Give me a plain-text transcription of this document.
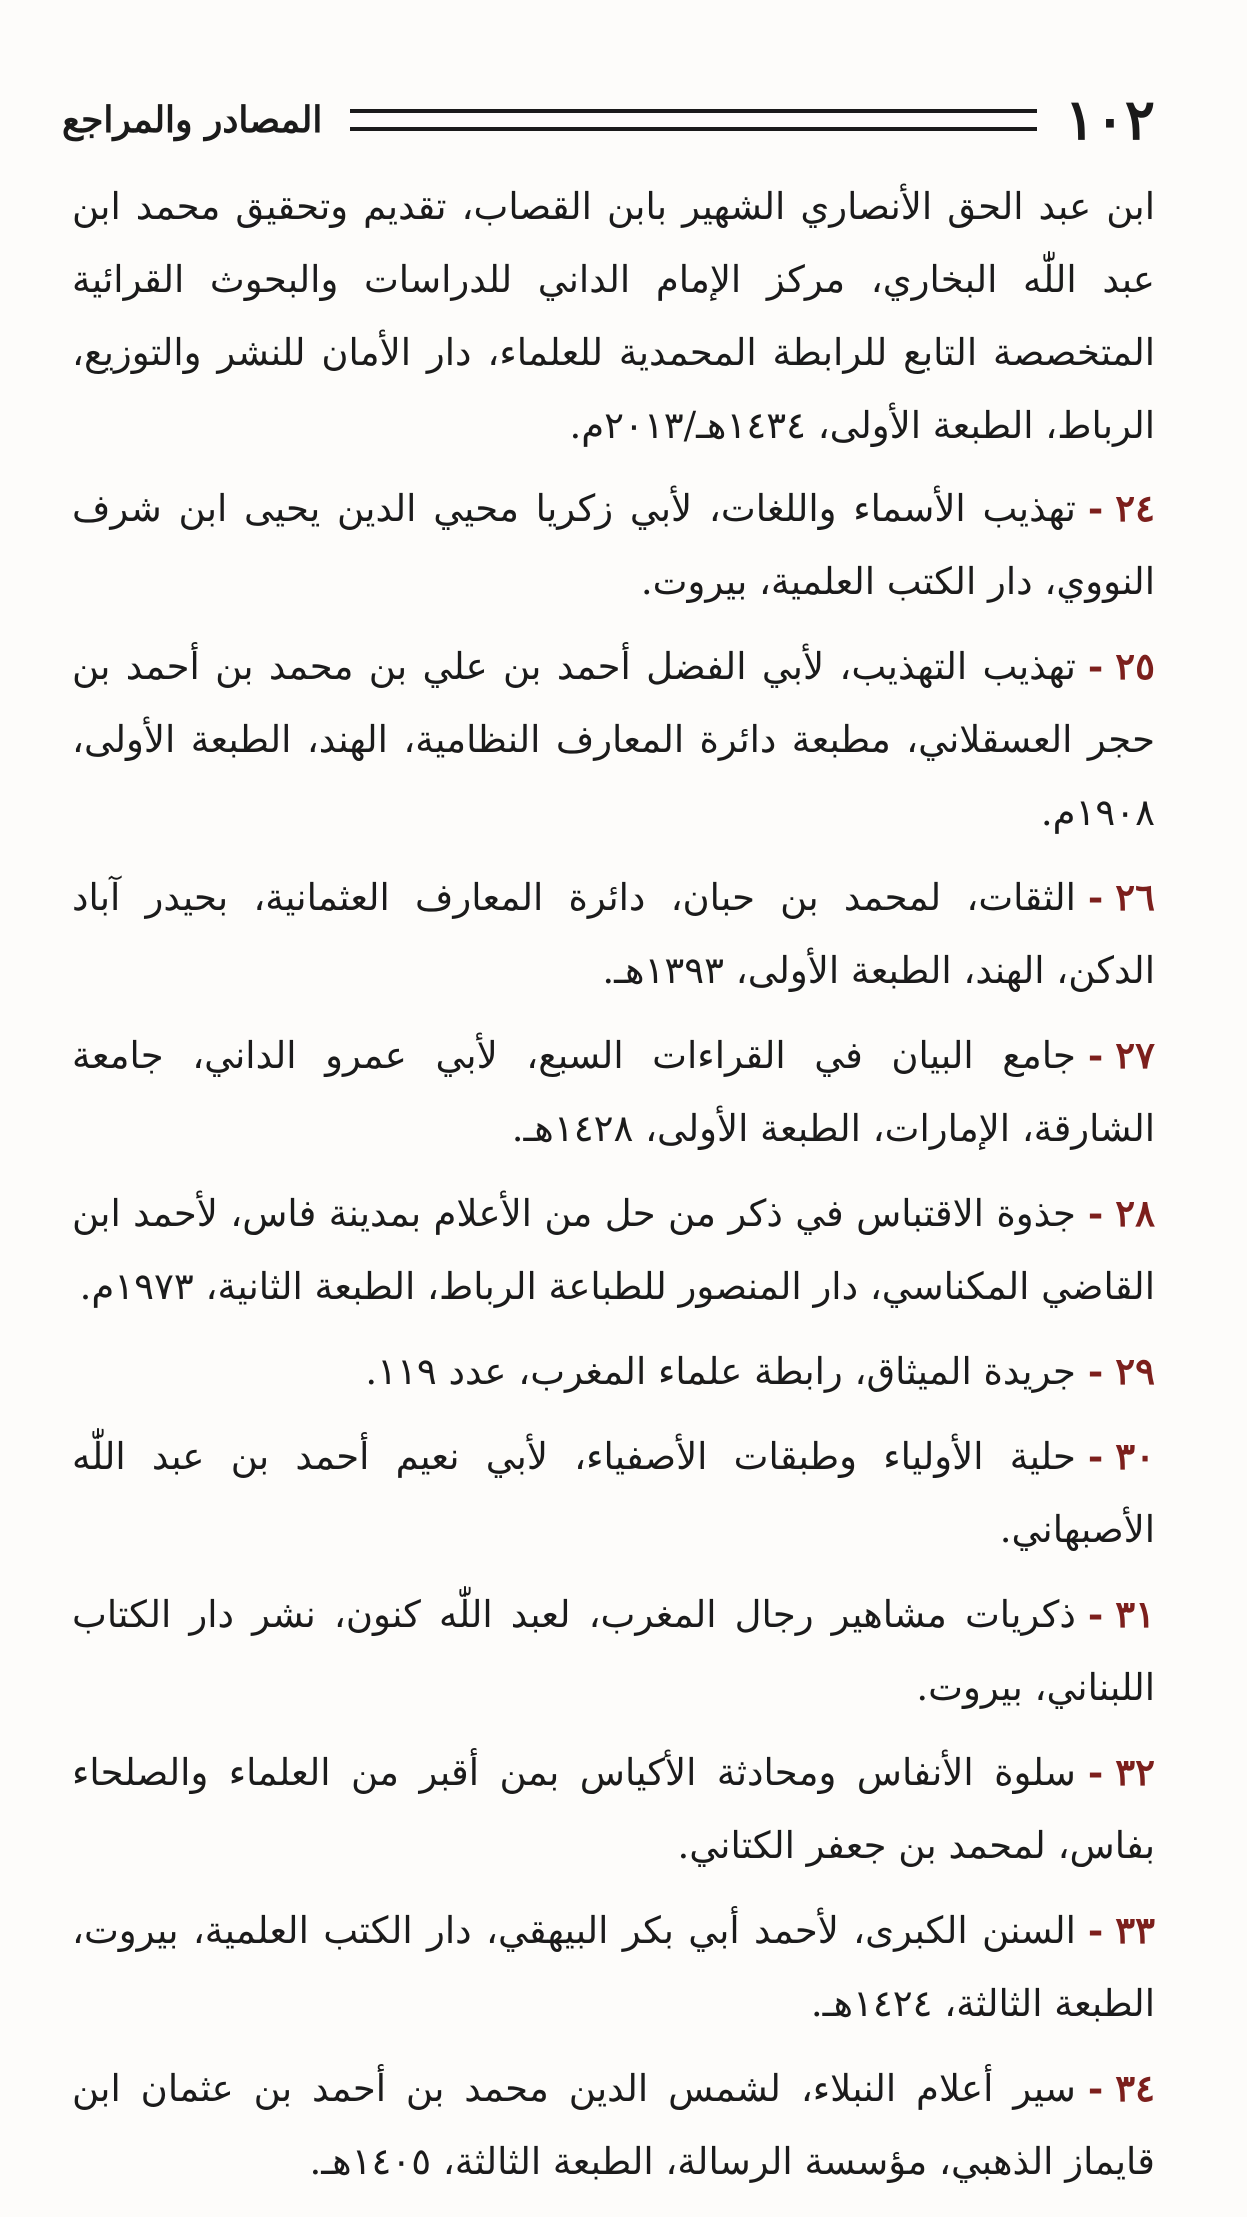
١٠٢
المصادر والمراجع

ابن عبد الحق الأنصاري الشهير بابن القصاب، تقديم وتحقيق محمد ابن عبد اللّٰه البخاري، مركز الإمام الداني للدراسات والبحوث القرائية المتخصصة التابع للرابطة المحمدية للعلماء، دار الأمان للنشر والتوزيع، الرباط، الطبعة الأولى، ١٤٣٤هـ/٢٠١٣م.

٢٤-تهذيب الأسماء واللغات، لأبي زكريا محيي الدين يحيى ابن شرف النووي، دار الكتب العلمية، بيروت.

٢٥-تهذيب التهذيب، لأبي الفضل أحمد بن علي بن محمد بن أحمد بن حجر العسقلاني، مطبعة دائرة المعارف النظامية، الهند، الطبعة الأولى، ١٩٠٨م.

٢٦-الثقات، لمحمد بن حبان، دائرة المعارف العثمانية، بحيدر آباد الدكن، الهند، الطبعة الأولى، ١٣٩٣هـ.

٢٧-جامع البيان في القراءات السبع، لأبي عمرو الداني، جامعة الشارقة، الإمارات، الطبعة الأولى، ١٤٢٨هـ.

٢٨-جذوة الاقتباس في ذكر من حل من الأعلام بمدينة فاس، لأحمد ابن القاضي المكناسي، دار المنصور للطباعة الرباط، الطبعة الثانية، ١٩٧٣م.

٢٩-جريدة الميثاق، رابطة علماء المغرب، عدد ١١٩.

٣٠-حلية الأولياء وطبقات الأصفياء، لأبي نعيم أحمد بن عبد اللّٰه الأصبهاني.

٣١-ذكريات مشاهير رجال المغرب، لعبد اللّٰه كنون، نشر دار الكتاب اللبناني، بيروت.

٣٢-سلوة الأنفاس ومحادثة الأكياس بمن أقبر من العلماء والصلحاء بفاس، لمحمد بن جعفر الكتاني.

٣٣-السنن الكبرى، لأحمد أبي بكر البيهقي، دار الكتب العلمية، بيروت، الطبعة الثالثة، ١٤٢٤هـ.

٣٤-سير أعلام النبلاء، لشمس الدين محمد بن أحمد بن عثمان ابن قايماز الذهبي، مؤسسة الرسالة، الطبعة الثالثة، ١٤٠٥هـ.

************

**AIM OF THE TASK**: Output all of the entries verbatim, leaving out any images.

**RESPONSE TO THIS EXERCISE**:
Give me a plain-text transcription of this document.
١٠٢
المصادر والمراجع

ابن عبد الحق الأنصاري الشهير بابن القصاب، تقديم وتحقيق محمد ابن عبد اللّٰه البخاري، مركز الإمام الداني للدراسات والبحوث القرائية المتخصصة التابع للرابطة المحمدية للعلماء، دار الأمان للنشر والتوزيع، الرباط، الطبعة الأولى، ١٤٣٤هـ/٢٠١٣م.

٢٤-تهذيب الأسماء واللغات، لأبي زكريا محيي الدين يحيى ابن شرف النووي، دار الكتب العلمية، بيروت.

٢٥-تهذيب التهذيب، لأبي الفضل أحمد بن علي بن محمد بن أحمد بن حجر العسقلاني، مطبعة دائرة المعارف النظامية، الهند، الطبعة الأولى، ١٩٠٨م.

٢٦-الثقات، لمحمد بن حبان، دائرة المعارف العثمانية، بحيدر آباد الدكن، الهند، الطبعة الأولى، ١٣٩٣هـ.

٢٧-جامع البيان في القراءات السبع، لأبي عمرو الداني، جامعة الشارقة، الإمارات، الطبعة الأولى، ١٤٢٨هـ.

٢٨-جذوة الاقتباس في ذكر من حل من الأعلام بمدينة فاس، لأحمد ابن القاضي المكناسي، دار المنصور للطباعة الرباط، الطبعة الثانية، ١٩٧٣م.

٢٩-جريدة الميثاق، رابطة علماء المغرب، عدد ١١٩.

٣٠-حلية الأولياء وطبقات الأصفياء، لأبي نعيم أحمد بن عبد اللّٰه الأصبهاني.

٣١-ذكريات مشاهير رجال المغرب، لعبد اللّٰه كنون، نشر دار الكتاب اللبناني، بيروت.

٣٢-سلوة الأنفاس ومحادثة الأكياس بمن أقبر من العلماء والصلحاء بفاس، لمحمد بن جعفر الكتاني.

٣٣-السنن الكبرى، لأحمد أبي بكر البيهقي، دار الكتب العلمية، بيروت، الطبعة الثالثة، ١٤٢٤هـ.

٣٤-سير أعلام النبلاء، لشمس الدين محمد بن أحمد بن عثمان ابن قايماز الذهبي، مؤسسة الرسالة، الطبعة الثالثة، ١٤٠٥هـ.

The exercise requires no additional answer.